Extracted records

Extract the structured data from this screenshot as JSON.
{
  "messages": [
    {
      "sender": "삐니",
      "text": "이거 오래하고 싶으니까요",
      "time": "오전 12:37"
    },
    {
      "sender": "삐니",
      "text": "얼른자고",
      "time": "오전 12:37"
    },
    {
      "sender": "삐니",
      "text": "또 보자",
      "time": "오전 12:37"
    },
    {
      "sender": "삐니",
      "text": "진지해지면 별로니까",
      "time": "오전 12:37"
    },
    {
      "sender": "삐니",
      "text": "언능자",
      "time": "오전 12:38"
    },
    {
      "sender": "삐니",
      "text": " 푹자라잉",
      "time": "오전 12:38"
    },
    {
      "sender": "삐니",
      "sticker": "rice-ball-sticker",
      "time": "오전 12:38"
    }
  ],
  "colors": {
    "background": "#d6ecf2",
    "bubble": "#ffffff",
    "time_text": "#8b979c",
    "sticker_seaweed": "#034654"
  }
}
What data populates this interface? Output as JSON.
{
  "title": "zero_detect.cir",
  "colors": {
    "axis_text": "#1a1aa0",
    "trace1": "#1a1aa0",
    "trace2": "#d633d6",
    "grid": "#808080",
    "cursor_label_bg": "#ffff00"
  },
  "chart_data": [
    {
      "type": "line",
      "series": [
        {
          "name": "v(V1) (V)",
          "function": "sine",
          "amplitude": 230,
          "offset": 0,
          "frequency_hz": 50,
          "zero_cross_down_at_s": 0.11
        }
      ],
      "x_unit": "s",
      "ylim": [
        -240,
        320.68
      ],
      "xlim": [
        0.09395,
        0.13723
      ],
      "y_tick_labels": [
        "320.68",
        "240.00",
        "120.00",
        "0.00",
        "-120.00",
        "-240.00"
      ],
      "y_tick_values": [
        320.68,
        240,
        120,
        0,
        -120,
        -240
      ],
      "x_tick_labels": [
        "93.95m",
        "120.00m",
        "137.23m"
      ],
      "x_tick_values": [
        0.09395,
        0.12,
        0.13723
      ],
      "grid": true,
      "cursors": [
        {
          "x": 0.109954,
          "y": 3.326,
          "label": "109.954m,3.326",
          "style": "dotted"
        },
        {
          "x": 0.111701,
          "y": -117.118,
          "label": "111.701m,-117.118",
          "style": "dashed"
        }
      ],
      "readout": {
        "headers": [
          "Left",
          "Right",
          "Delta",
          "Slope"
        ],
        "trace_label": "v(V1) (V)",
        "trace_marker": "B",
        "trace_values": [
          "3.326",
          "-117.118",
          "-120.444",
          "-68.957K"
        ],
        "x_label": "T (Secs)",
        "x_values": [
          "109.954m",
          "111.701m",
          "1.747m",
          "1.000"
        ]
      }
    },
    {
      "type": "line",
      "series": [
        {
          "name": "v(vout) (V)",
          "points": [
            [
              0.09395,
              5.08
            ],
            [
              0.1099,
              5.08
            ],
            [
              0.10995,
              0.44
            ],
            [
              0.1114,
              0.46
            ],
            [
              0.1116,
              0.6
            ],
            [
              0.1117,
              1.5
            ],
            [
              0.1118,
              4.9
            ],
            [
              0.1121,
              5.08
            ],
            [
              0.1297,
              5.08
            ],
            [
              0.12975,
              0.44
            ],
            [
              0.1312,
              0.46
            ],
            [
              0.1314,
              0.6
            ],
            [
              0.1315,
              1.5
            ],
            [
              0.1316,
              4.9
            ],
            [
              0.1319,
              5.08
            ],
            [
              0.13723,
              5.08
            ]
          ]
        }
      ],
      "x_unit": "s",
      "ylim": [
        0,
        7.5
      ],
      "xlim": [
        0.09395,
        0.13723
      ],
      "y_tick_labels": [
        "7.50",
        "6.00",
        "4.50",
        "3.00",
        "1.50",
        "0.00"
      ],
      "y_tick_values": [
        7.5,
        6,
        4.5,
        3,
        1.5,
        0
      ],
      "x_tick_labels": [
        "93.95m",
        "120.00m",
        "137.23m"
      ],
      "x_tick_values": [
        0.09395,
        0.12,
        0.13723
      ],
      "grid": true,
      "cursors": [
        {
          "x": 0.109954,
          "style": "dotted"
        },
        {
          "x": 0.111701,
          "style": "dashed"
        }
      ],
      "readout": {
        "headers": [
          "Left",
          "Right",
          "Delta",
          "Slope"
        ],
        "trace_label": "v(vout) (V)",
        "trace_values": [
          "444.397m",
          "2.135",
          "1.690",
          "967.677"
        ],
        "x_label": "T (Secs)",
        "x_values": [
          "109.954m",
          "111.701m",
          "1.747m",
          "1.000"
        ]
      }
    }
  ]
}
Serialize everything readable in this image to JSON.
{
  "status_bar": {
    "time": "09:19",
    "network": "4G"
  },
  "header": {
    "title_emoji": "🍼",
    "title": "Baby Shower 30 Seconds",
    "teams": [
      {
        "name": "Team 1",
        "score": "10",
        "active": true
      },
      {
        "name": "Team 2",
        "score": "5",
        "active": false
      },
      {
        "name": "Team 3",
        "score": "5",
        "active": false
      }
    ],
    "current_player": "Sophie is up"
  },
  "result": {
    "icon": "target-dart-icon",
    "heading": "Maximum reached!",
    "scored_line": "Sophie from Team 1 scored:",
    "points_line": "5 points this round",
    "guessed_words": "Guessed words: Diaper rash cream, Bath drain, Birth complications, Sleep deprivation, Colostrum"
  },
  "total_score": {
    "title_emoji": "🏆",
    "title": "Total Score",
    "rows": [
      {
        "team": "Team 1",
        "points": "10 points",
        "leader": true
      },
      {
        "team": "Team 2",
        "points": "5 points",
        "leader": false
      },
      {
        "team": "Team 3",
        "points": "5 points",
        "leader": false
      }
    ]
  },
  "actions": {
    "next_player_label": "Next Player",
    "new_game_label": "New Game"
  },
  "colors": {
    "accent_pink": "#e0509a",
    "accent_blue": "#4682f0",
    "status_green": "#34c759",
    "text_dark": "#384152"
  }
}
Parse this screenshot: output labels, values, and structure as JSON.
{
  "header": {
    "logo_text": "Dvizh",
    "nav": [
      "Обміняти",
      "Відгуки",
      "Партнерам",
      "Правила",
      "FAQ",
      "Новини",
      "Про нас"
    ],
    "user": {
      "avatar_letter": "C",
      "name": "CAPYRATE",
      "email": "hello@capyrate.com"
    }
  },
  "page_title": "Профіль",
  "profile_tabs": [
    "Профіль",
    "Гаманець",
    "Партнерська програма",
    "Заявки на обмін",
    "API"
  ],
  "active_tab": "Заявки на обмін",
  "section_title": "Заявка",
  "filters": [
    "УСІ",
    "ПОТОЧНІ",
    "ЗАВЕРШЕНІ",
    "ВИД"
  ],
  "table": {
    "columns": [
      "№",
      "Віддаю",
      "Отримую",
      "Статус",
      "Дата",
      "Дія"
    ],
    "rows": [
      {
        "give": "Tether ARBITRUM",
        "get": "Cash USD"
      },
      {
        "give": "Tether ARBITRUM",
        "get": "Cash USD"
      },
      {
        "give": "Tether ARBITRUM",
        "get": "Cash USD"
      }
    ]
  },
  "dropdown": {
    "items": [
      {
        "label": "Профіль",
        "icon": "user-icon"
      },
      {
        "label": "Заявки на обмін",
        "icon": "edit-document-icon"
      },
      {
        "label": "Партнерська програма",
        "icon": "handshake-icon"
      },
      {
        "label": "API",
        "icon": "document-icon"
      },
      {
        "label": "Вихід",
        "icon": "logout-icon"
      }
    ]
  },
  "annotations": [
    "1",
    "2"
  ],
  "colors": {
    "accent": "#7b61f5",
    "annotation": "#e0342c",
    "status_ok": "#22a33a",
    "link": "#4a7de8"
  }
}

• _Instruction_: Faithfully reproduce all of the records, character for character.

• _Output for this exercise_:
Extract the structured data from this screenshot as JSON.
{
  "messages": [
    {
      "sender": "삐니",
      "text": "이거 오래하고 싶으니까요",
      "time": "오전 12:37"
    },
    {
      "sender": "삐니",
      "text": "얼른자고",
      "time": "오전 12:37"
    },
    {
      "sender": "삐니",
      "text": "또 보자",
      "time": "오전 12:37"
    },
    {
      "sender": "삐니",
      "text": "진지해지면 별로니까",
      "time": "오전 12:37"
    },
    {
      "sender": "삐니",
      "text": "언능자",
      "time": "오전 12:38"
    },
    {
      "sender": "삐니",
      "text": " 푹자라잉",
      "time": "오전 12:38"
    },
    {
      "sender": "삐니",
      "sticker": "rice-ball-sticker",
      "time": "오전 12:38"
    }
  ],
  "colors": {
    "background": "#d6ecf2",
    "bubble": "#ffffff",
    "time_text": "#8b979c",
    "sticker_seaweed": "#034654"
  }
}
What data populates this interface? Output as JSON.
{
  "title": "zero_detect.cir",
  "colors": {
    "axis_text": "#1a1aa0",
    "trace1": "#1a1aa0",
    "trace2": "#d633d6",
    "grid": "#808080",
    "cursor_label_bg": "#ffff00"
  },
  "chart_data": [
    {
      "type": "line",
      "series": [
        {
          "name": "v(V1) (V)",
          "function": "sine",
          "amplitude": 230,
          "offset": 0,
          "frequency_hz": 50,
          "zero_cross_down_at_s": 0.11
        }
      ],
      "x_unit": "s",
      "ylim": [
        -240,
        320.68
      ],
      "xlim": [
        0.09395,
        0.13723
      ],
      "y_tick_labels": [
        "320.68",
        "240.00",
        "120.00",
        "0.00",
        "-120.00",
        "-240.00"
      ],
      "y_tick_values": [
        320.68,
        240,
        120,
        0,
        -120,
        -240
      ],
      "x_tick_labels": [
        "93.95m",
        "120.00m",
        "137.23m"
      ],
      "x_tick_values": [
        0.09395,
        0.12,
        0.13723
      ],
      "grid": true,
      "cursors": [
        {
          "x": 0.109954,
          "y": 3.326,
          "label": "109.954m,3.326",
          "style": "dotted"
        },
        {
          "x": 0.111701,
          "y": -117.118,
          "label": "111.701m,-117.118",
          "style": "dashed"
        }
      ],
      "readout": {
        "headers": [
          "Left",
          "Right",
          "Delta",
          "Slope"
        ],
        "trace_label": "v(V1) (V)",
        "trace_marker": "B",
        "trace_values": [
          "3.326",
          "-117.118",
          "-120.444",
          "-68.957K"
        ],
        "x_label": "T (Secs)",
        "x_values": [
          "109.954m",
          "111.701m",
          "1.747m",
          "1.000"
        ]
      }
    },
    {
      "type": "line",
      "series": [
        {
          "name": "v(vout) (V)",
          "points": [
            [
              0.09395,
              5.08
            ],
            [
              0.1099,
              5.08
            ],
            [
              0.10995,
              0.44
            ],
            [
              0.1114,
              0.46
            ],
            [
              0.1116,
              0.6
            ],
            [
              0.1117,
              1.5
            ],
            [
              0.1118,
              4.9
            ],
            [
              0.1121,
              5.08
            ],
            [
              0.1297,
              5.08
            ],
            [
              0.12975,
              0.44
            ],
            [
              0.1312,
              0.46
            ],
            [
              0.1314,
              0.6
            ],
            [
              0.1315,
              1.5
            ],
            [
              0.1316,
              4.9
            ],
            [
              0.1319,
              5.08
            ],
            [
              0.13723,
              5.08
            ]
          ]
        }
      ],
      "x_unit": "s",
      "ylim": [
        0,
        7.5
      ],
      "xlim": [
        0.09395,
        0.13723
      ],
      "y_tick_labels": [
        "7.50",
        "6.00",
        "4.50",
        "3.00",
        "1.50",
        "0.00"
      ],
      "y_tick_values": [
        7.5,
        6,
        4.5,
        3,
        1.5,
        0
      ],
      "x_tick_labels": [
        "93.95m",
        "120.00m",
        "137.23m"
      ],
      "x_tick_values": [
        0.09395,
        0.12,
        0.13723
      ],
      "grid": true,
      "cursors": [
        {
          "x": 0.109954,
          "style": "dotted"
        },
        {
          "x": 0.111701,
          "style": "dashed"
        }
      ],
      "readout": {
        "headers": [
          "Left",
          "Right",
          "Delta",
          "Slope"
        ],
        "trace_label": "v(vout) (V)",
        "trace_values": [
          "444.397m",
          "2.135",
          "1.690",
          "967.677"
        ],
        "x_label": "T (Secs)",
        "x_values": [
          "109.954m",
          "111.701m",
          "1.747m",
          "1.000"
        ]
      }
    }
  ]
}
Serialize everything readable in this image to JSON.
{
  "status_bar": {
    "time": "09:19",
    "network": "4G"
  },
  "header": {
    "title_emoji": "🍼",
    "title": "Baby Shower 30 Seconds",
    "teams": [
      {
        "name": "Team 1",
        "score": "10",
        "active": true
      },
      {
        "name": "Team 2",
        "score": "5",
        "active": false
      },
      {
        "name": "Team 3",
        "score": "5",
        "active": false
      }
    ],
    "current_player": "Sophie is up"
  },
  "result": {
    "icon": "target-dart-icon",
    "heading": "Maximum reached!",
    "scored_line": "Sophie from Team 1 scored:",
    "points_line": "5 points this round",
    "guessed_words": "Guessed words: Diaper rash cream, Bath drain, Birth complications, Sleep deprivation, Colostrum"
  },
  "total_score": {
    "title_emoji": "🏆",
    "title": "Total Score",
    "rows": [
      {
        "team": "Team 1",
        "points": "10 points",
        "leader": true
      },
      {
        "team": "Team 2",
        "points": "5 points",
        "leader": false
      },
      {
        "team": "Team 3",
        "points": "5 points",
        "leader": false
      }
    ]
  },
  "actions": {
    "next_player_label": "Next Player",
    "new_game_label": "New Game"
  },
  "colors": {
    "accent_pink": "#e0509a",
    "accent_blue": "#4682f0",
    "status_green": "#34c759",
    "text_dark": "#384152"
  }
}
Parse this screenshot: output labels, values, and structure as JSON.
{
  "header": {
    "logo_text": "Dvizh",
    "nav": [
      "Обміняти",
      "Відгуки",
      "Партнерам",
      "Правила",
      "FAQ",
      "Новини",
      "Про нас"
    ],
    "user": {
      "avatar_letter": "C",
      "name": "CAPYRATE",
      "email": "hello@capyrate.com"
    }
  },
  "page_title": "Профіль",
  "profile_tabs": [
    "Профіль",
    "Гаманець",
    "Партнерська програма",
    "Заявки на обмін",
    "API"
  ],
  "active_tab": "Заявки на обмін",
  "section_title": "Заявка",
  "filters": [
    "УСІ",
    "ПОТОЧНІ",
    "ЗАВЕРШЕНІ",
    "ВИД"
  ],
  "table": {
    "columns": [
      "№",
      "Віддаю",
      "Отримую",
      "Статус",
      "Дата",
      "Дія"
    ],
    "rows": [
      {
        "give": "Tether ARBITRUM",
        "get": "Cash USD"
      },
      {
        "give": "Tether ARBITRUM",
        "get": "Cash USD"
      },
      {
        "give": "Tether ARBITRUM",
        "get": "Cash USD"
      }
    ]
  },
  "dropdown": {
    "items": [
      {
        "label": "Профіль",
        "icon": "user-icon"
      },
      {
        "label": "Заявки на обмін",
        "icon": "edit-document-icon"
      },
      {
        "label": "Партнерська програма",
        "icon": "handshake-icon"
      },
      {
        "label": "API",
        "icon": "document-icon"
      },
      {
        "label": "Вихід",
        "icon": "logout-icon"
      }
    ]
  },
  "annotations": [
    "1",
    "2"
  ],
  "colors": {
    "accent": "#7b61f5",
    "annotation": "#e0342c",
    "status_ok": "#22a33a",
    "link": "#4a7de8"
  }
}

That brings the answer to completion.